> _Given instruction_
Copy out each line of the material in which the word "Arabes" appears.

=== Data supplied ===

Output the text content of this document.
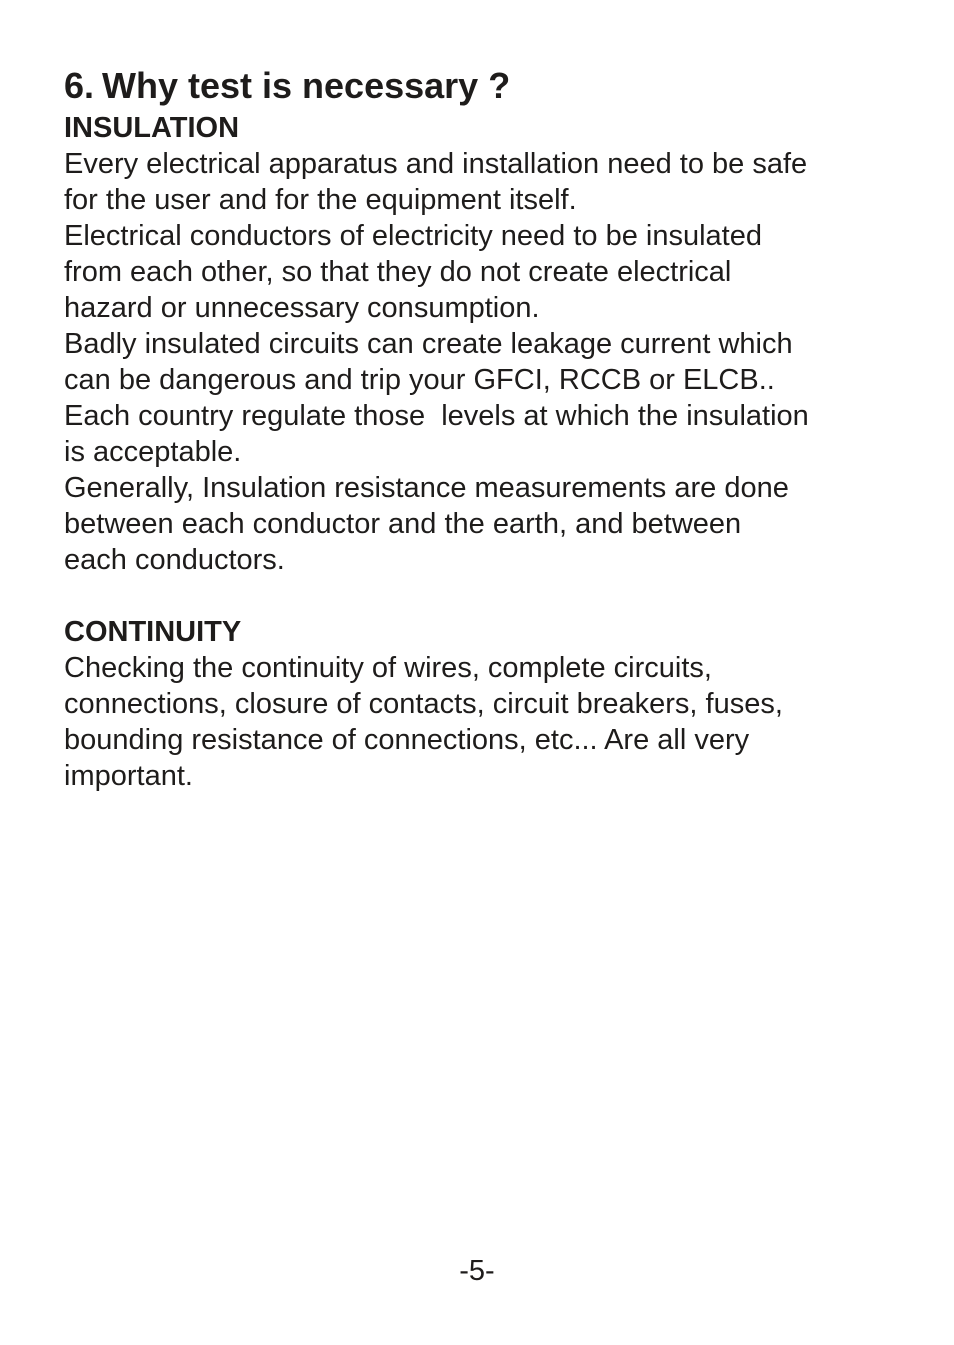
6. Why test is necessary ?
INSULATION

Every electrical apparatus and installation need to be safe
for the user and for the equipment itself.

Electrical conductors of electricity need to be insulated
from each other, so that they do not create electrical
hazard or unnecessary consumption.

Badly insulated circuits can create leakage current which
can be dangerous and trip your GFCI, RCCB or ELCB..

Each country regulate those  levels at which the insulation
is acceptable.

Generally, Insulation resistance measurements are done
between each conductor and the earth, and between
each conductors.

CONTINUITY

Checking the continuity of wires, complete circuits,
connections, closure of contacts, circuit breakers, fuses,
bounding resistance of connections, etc... Are all very
important.

-5-
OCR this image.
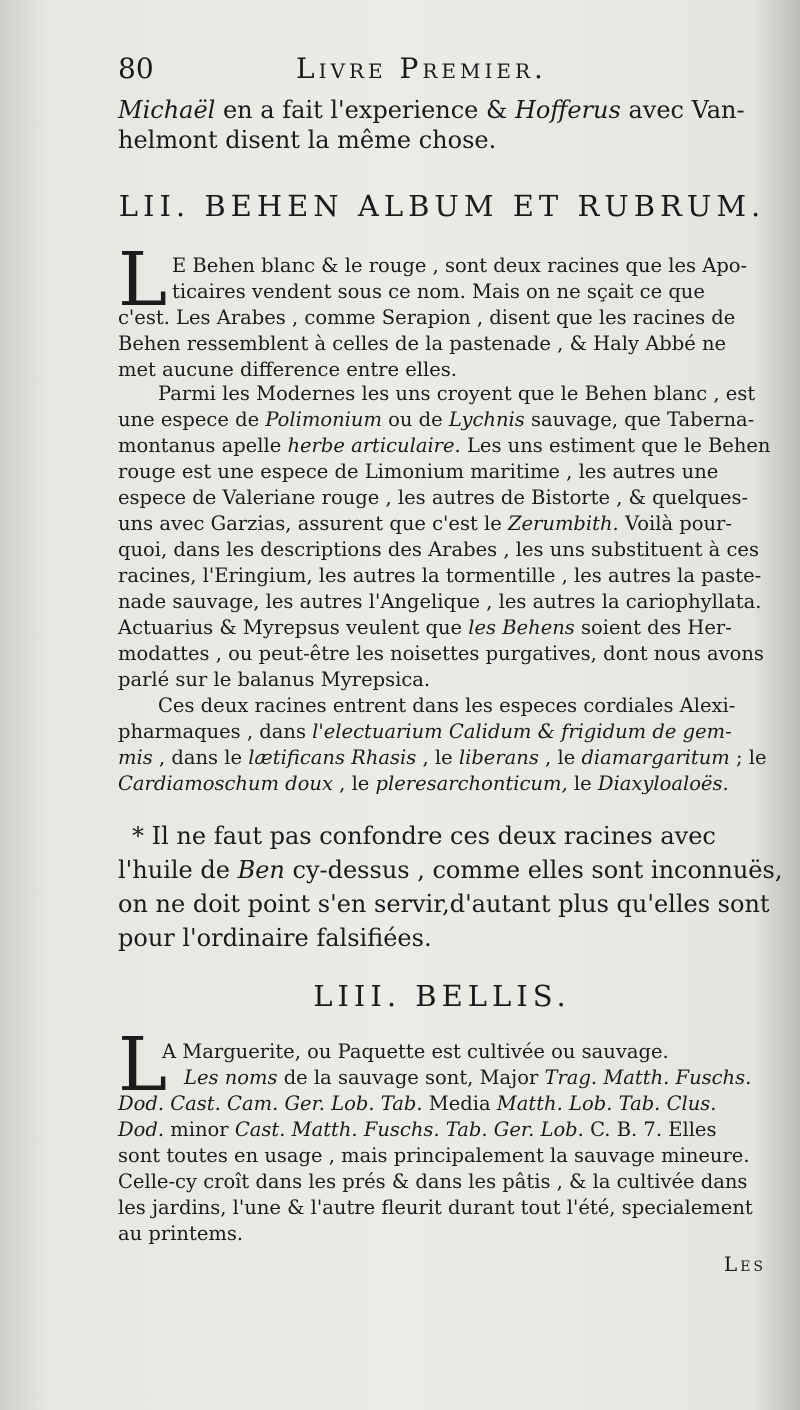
80	Livre Premier.
Michaël en a fait l'experience & Hofferus avec Van-
helmont disent la même chose.
LII. BEHEN ALBUM ET RUBRUM.
L E Behen blanc & le rouge , sont deux racines que les Apo-
ticaires vendent sous ce nom. Mais on ne sçait ce que
c'est. Les Arabes , comme Serapion , disent que les racines de
Behen ressemblent à celles de la pastenade , & Haly Abbé ne
met aucune difference entre elles.
Parmi les Modernes les uns croyent que le Behen blanc , est
une espece de Polimonium ou de Lychnis sauvage, que Taberna-
montanus apelle herbe articulaire. Les uns estiment que le Behen
rouge est une espece de Limonium maritime , les autres une
espece de Valeriane rouge , les autres de Bistorte , & quelques-
uns avec Garzias, assurent que c'est le Zerumbith. Voilà pour-
quoi, dans les descriptions des Arabes , les uns substituent à ces
racines, l'Eringium, les autres la tormentille , les autres la paste-
nade sauvage, les autres l'Angelique , les autres la cariophyllata.
Actuarius & Myrepsus veulent que les Behens soient des Her-
modattes , ou peut-être les noisettes purgatives, dont nous avons
parlé sur le balanus Myrepsica.
Ces deux racines entrent dans les especes cordiales Alexi-
pharmaques , dans l'electuarium Calidum & frigidum de gem-
mis , dans le lætificans Rhasis , le liberans , le diamargaritum ; le
Cardiamoschum doux , le pleresarchonticum, le Diaxyloaloës.
* Il ne faut pas confondre ces deux racines avec
l'huile de Ben cy-dessus , comme elles sont inconnuës,
on ne doit point s'en servir,d'autant plus qu'elles sont
pour l'ordinaire falsifiées.
LIII. BELLIS.
L
A Marguerite, ou Paquette est cultivée ou sauvage.
Les noms de la sauvage sont, Major Trag. Matth. Fuschs.
Dod. Cast. Cam. Ger. Lob. Tab. Media Matth. Lob. Tab. Clus.
Dod. minor Cast. Matth. Fuschs. Tab. Ger. Lob. C. B. 7. Elles
sont toutes en usage , mais principalement la sauvage mineure.
Celle-cy croît dans les prés & dans les pâtis , & la cultivée dans
les jardins, l'une & l'autre fleurit durant tout l'été, specialement
au printems.
Les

===

> _Complete output_
c'est. Les Arabes , comme Serapion , disent que les racines de
quoi, dans les descriptions des Arabes , les uns substituent à ces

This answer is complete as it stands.